Output each entry exactly; skip nothing.

%%

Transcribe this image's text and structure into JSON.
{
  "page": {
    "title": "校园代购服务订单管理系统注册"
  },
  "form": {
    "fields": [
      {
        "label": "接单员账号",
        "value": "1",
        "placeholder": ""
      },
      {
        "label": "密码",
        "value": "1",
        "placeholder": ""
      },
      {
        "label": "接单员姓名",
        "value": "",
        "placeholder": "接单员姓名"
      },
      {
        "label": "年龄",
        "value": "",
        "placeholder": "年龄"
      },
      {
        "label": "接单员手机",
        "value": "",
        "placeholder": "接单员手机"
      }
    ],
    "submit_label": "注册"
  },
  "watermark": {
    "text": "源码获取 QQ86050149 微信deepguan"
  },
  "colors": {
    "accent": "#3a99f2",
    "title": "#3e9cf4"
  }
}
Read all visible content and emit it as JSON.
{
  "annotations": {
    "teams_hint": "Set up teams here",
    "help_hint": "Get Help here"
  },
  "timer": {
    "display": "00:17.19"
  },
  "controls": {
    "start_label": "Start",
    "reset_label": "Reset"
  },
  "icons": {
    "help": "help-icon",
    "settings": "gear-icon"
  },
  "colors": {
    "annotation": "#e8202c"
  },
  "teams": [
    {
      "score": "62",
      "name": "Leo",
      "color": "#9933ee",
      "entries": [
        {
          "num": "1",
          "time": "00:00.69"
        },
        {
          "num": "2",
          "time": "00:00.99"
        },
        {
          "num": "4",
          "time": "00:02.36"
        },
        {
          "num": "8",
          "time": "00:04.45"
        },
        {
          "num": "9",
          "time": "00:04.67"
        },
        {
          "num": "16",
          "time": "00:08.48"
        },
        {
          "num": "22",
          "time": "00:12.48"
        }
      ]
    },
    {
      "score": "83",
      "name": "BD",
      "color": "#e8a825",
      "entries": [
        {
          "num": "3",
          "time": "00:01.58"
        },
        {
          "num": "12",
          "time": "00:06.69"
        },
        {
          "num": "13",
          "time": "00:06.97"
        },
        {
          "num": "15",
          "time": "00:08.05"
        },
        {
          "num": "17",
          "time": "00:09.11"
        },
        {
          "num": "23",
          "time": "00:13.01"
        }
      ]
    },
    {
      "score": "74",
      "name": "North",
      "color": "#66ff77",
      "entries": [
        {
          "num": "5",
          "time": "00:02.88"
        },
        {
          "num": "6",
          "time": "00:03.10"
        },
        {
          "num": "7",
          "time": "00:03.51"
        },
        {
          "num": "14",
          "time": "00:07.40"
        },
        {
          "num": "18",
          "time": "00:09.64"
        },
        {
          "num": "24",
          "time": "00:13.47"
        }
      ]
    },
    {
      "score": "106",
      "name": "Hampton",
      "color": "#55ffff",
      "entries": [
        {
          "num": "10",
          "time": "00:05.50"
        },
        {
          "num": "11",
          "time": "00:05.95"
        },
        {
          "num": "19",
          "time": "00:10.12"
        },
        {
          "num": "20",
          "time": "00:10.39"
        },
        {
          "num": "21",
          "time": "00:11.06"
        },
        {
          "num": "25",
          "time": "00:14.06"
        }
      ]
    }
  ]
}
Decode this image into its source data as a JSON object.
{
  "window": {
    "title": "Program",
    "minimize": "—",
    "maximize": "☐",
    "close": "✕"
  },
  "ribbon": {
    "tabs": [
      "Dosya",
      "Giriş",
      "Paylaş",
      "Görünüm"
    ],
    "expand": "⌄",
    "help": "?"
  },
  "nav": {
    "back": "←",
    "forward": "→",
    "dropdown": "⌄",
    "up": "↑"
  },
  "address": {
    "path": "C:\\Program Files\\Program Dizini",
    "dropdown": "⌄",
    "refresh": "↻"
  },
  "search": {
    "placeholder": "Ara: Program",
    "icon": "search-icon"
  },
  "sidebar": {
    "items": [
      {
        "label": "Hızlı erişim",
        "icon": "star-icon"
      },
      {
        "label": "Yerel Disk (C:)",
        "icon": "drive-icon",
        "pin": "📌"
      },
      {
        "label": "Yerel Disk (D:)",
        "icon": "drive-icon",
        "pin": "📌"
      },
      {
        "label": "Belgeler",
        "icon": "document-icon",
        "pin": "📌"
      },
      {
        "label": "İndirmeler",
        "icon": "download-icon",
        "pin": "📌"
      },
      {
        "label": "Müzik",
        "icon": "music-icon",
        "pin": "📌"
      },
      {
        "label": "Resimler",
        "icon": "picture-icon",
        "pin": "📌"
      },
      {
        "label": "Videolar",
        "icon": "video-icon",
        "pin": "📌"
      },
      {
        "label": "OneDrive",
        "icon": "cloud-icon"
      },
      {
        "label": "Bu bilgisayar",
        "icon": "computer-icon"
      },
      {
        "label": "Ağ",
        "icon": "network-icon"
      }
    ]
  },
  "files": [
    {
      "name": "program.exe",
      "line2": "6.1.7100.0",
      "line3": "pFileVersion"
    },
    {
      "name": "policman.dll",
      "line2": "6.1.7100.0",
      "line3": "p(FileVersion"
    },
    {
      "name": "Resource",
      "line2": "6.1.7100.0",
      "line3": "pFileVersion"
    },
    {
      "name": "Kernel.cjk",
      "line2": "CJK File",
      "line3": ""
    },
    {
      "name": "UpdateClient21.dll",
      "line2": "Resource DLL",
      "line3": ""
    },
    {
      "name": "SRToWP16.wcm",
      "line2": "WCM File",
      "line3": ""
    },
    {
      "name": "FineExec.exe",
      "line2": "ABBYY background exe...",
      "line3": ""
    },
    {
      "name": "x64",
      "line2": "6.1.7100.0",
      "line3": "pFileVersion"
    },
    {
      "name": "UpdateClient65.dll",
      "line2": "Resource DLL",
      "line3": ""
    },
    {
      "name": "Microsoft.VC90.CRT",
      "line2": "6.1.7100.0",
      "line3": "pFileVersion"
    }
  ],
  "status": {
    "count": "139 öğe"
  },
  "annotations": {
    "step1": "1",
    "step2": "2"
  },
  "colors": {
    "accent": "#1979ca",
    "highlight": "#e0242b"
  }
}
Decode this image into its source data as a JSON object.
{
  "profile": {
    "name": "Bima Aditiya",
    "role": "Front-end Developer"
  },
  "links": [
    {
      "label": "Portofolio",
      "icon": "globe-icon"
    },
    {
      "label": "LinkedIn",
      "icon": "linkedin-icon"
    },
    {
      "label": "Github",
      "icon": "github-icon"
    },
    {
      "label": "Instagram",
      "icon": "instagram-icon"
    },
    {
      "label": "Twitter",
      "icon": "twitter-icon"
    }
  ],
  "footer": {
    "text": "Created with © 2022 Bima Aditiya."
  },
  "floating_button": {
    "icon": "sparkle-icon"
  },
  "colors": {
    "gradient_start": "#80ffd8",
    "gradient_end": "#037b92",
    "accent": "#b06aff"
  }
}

%%

EXERCISE OUTPUT.
Transcribe this image's text and structure into JSON.
{
  "page": {
    "title": "校园代购服务订单管理系统注册"
  },
  "form": {
    "fields": [
      {
        "label": "接单员账号",
        "value": "1",
        "placeholder": ""
      },
      {
        "label": "密码",
        "value": "1",
        "placeholder": ""
      },
      {
        "label": "接单员姓名",
        "value": "",
        "placeholder": "接单员姓名"
      },
      {
        "label": "年龄",
        "value": "",
        "placeholder": "年龄"
      },
      {
        "label": "接单员手机",
        "value": "",
        "placeholder": "接单员手机"
      }
    ],
    "submit_label": "注册"
  },
  "watermark": {
    "text": "源码获取 QQ86050149 微信deepguan"
  },
  "colors": {
    "accent": "#3a99f2",
    "title": "#3e9cf4"
  }
}
Read all visible content and emit it as JSON.
{
  "annotations": {
    "teams_hint": "Set up teams here",
    "help_hint": "Get Help here"
  },
  "timer": {
    "display": "00:17.19"
  },
  "controls": {
    "start_label": "Start",
    "reset_label": "Reset"
  },
  "icons": {
    "help": "help-icon",
    "settings": "gear-icon"
  },
  "colors": {
    "annotation": "#e8202c"
  },
  "teams": [
    {
      "score": "62",
      "name": "Leo",
      "color": "#9933ee",
      "entries": [
        {
          "num": "1",
          "time": "00:00.69"
        },
        {
          "num": "2",
          "time": "00:00.99"
        },
        {
          "num": "4",
          "time": "00:02.36"
        },
        {
          "num": "8",
          "time": "00:04.45"
        },
        {
          "num": "9",
          "time": "00:04.67"
        },
        {
          "num": "16",
          "time": "00:08.48"
        },
        {
          "num": "22",
          "time": "00:12.48"
        }
      ]
    },
    {
      "score": "83",
      "name": "BD",
      "color": "#e8a825",
      "entries": [
        {
          "num": "3",
          "time": "00:01.58"
        },
        {
          "num": "12",
          "time": "00:06.69"
        },
        {
          "num": "13",
          "time": "00:06.97"
        },
        {
          "num": "15",
          "time": "00:08.05"
        },
        {
          "num": "17",
          "time": "00:09.11"
        },
        {
          "num": "23",
          "time": "00:13.01"
        }
      ]
    },
    {
      "score": "74",
      "name": "North",
      "color": "#66ff77",
      "entries": [
        {
          "num": "5",
          "time": "00:02.88"
        },
        {
          "num": "6",
          "time": "00:03.10"
        },
        {
          "num": "7",
          "time": "00:03.51"
        },
        {
          "num": "14",
          "time": "00:07.40"
        },
        {
          "num": "18",
          "time": "00:09.64"
        },
        {
          "num": "24",
          "time": "00:13.47"
        }
      ]
    },
    {
      "score": "106",
      "name": "Hampton",
      "color": "#55ffff",
      "entries": [
        {
          "num": "10",
          "time": "00:05.50"
        },
        {
          "num": "11",
          "time": "00:05.95"
        },
        {
          "num": "19",
          "time": "00:10.12"
        },
        {
          "num": "20",
          "time": "00:10.39"
        },
        {
          "num": "21",
          "time": "00:11.06"
        },
        {
          "num": "25",
          "time": "00:14.06"
        }
      ]
    }
  ]
}
Decode this image into its source data as a JSON object.
{
  "window": {
    "title": "Program",
    "minimize": "—",
    "maximize": "☐",
    "close": "✕"
  },
  "ribbon": {
    "tabs": [
      "Dosya",
      "Giriş",
      "Paylaş",
      "Görünüm"
    ],
    "expand": "⌄",
    "help": "?"
  },
  "nav": {
    "back": "←",
    "forward": "→",
    "dropdown": "⌄",
    "up": "↑"
  },
  "address": {
    "path": "C:\\Program Files\\Program Dizini",
    "dropdown": "⌄",
    "refresh": "↻"
  },
  "search": {
    "placeholder": "Ara: Program",
    "icon": "search-icon"
  },
  "sidebar": {
    "items": [
      {
        "label": "Hızlı erişim",
        "icon": "star-icon"
      },
      {
        "label": "Yerel Disk (C:)",
        "icon": "drive-icon",
        "pin": "📌"
      },
      {
        "label": "Yerel Disk (D:)",
        "icon": "drive-icon",
        "pin": "📌"
      },
      {
        "label": "Belgeler",
        "icon": "document-icon",
        "pin": "📌"
      },
      {
        "label": "İndirmeler",
        "icon": "download-icon",
        "pin": "📌"
      },
      {
        "label": "Müzik",
        "icon": "music-icon",
        "pin": "📌"
      },
      {
        "label": "Resimler",
        "icon": "picture-icon",
        "pin": "📌"
      },
      {
        "label": "Videolar",
        "icon": "video-icon",
        "pin": "📌"
      },
      {
        "label": "OneDrive",
        "icon": "cloud-icon"
      },
      {
        "label": "Bu bilgisayar",
        "icon": "computer-icon"
      },
      {
        "label": "Ağ",
        "icon": "network-icon"
      }
    ]
  },
  "files": [
    {
      "name": "program.exe",
      "line2": "6.1.7100.0",
      "line3": "pFileVersion"
    },
    {
      "name": "policman.dll",
      "line2": "6.1.7100.0",
      "line3": "p(FileVersion"
    },
    {
      "name": "Resource",
      "line2": "6.1.7100.0",
      "line3": "pFileVersion"
    },
    {
      "name": "Kernel.cjk",
      "line2": "CJK File",
      "line3": ""
    },
    {
      "name": "UpdateClient21.dll",
      "line2": "Resource DLL",
      "line3": ""
    },
    {
      "name": "SRToWP16.wcm",
      "line2": "WCM File",
      "line3": ""
    },
    {
      "name": "FineExec.exe",
      "line2": "ABBYY background exe...",
      "line3": ""
    },
    {
      "name": "x64",
      "line2": "6.1.7100.0",
      "line3": "pFileVersion"
    },
    {
      "name": "UpdateClient65.dll",
      "line2": "Resource DLL",
      "line3": ""
    },
    {
      "name": "Microsoft.VC90.CRT",
      "line2": "6.1.7100.0",
      "line3": "pFileVersion"
    }
  ],
  "status": {
    "count": "139 öğe"
  },
  "annotations": {
    "step1": "1",
    "step2": "2"
  },
  "colors": {
    "accent": "#1979ca",
    "highlight": "#e0242b"
  }
}
Decode this image into its source data as a JSON object.
{
  "profile": {
    "name": "Bima Aditiya",
    "role": "Front-end Developer"
  },
  "links": [
    {
      "label": "Portofolio",
      "icon": "globe-icon"
    },
    {
      "label": "LinkedIn",
      "icon": "linkedin-icon"
    },
    {
      "label": "Github",
      "icon": "github-icon"
    },
    {
      "label": "Instagram",
      "icon": "instagram-icon"
    },
    {
      "label": "Twitter",
      "icon": "twitter-icon"
    }
  ],
  "footer": {
    "text": "Created with © 2022 Bima Aditiya."
  },
  "floating_button": {
    "icon": "sparkle-icon"
  },
  "colors": {
    "gradient_start": "#80ffd8",
    "gradient_end": "#037b92",
    "accent": "#b06aff"
  }
}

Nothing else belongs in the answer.